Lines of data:
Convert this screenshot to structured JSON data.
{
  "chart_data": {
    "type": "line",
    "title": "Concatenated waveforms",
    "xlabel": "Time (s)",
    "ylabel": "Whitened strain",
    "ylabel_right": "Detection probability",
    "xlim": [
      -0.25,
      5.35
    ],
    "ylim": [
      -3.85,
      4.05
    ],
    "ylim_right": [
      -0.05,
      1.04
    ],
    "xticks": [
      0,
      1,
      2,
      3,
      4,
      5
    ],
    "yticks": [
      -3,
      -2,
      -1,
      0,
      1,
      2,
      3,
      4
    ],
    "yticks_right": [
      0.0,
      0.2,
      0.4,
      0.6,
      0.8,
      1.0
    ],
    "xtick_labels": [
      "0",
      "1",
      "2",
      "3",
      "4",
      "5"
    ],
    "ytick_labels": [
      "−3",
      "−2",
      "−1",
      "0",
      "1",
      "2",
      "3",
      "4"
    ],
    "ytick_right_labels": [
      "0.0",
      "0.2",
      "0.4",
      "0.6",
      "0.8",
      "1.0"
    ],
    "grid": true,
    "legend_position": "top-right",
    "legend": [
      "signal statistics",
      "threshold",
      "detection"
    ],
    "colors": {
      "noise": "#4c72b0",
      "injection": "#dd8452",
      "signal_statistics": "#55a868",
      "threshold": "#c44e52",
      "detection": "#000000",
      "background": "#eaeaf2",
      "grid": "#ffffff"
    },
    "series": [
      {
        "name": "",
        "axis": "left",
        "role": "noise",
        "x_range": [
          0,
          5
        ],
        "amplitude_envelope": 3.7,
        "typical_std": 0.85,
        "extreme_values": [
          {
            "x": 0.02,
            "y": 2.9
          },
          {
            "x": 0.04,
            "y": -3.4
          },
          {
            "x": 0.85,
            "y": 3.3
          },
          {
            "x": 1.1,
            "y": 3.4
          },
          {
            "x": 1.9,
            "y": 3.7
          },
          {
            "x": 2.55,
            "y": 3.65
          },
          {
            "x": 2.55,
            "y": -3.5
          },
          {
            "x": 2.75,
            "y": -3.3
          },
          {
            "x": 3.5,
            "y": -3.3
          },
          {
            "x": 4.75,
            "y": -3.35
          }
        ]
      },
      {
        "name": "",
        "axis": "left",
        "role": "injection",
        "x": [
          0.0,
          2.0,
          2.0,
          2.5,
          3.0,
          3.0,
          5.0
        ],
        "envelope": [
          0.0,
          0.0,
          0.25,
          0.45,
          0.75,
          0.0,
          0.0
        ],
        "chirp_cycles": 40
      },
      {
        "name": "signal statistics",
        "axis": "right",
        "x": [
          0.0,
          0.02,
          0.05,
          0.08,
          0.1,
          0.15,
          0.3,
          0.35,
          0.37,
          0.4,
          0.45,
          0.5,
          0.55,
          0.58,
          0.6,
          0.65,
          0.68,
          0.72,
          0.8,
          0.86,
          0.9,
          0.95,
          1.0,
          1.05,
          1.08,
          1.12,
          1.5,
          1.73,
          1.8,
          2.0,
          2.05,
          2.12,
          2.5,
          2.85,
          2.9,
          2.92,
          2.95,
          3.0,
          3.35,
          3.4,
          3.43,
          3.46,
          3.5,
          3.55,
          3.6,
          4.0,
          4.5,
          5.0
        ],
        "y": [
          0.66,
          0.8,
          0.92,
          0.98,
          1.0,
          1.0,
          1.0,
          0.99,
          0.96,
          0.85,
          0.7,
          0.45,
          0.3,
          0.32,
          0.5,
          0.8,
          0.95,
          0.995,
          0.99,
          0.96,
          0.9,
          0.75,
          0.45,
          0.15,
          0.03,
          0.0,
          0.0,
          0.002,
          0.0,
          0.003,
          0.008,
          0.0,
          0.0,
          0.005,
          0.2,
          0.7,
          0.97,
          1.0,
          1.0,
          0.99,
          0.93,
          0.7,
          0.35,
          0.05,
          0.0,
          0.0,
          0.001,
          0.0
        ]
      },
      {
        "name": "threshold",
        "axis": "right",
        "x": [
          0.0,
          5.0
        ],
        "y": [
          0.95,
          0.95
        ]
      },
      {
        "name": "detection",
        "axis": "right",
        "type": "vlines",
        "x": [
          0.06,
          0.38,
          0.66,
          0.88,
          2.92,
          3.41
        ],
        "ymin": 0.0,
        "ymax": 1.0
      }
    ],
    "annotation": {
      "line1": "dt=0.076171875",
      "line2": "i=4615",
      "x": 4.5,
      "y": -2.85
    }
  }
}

## EXERCISE DESCRIPTION
Identify all lines where the word "threshold" shows up. Copy them.

## ANSWER
      "threshold",
      "threshold": "#c44e52",
        "name": "threshold",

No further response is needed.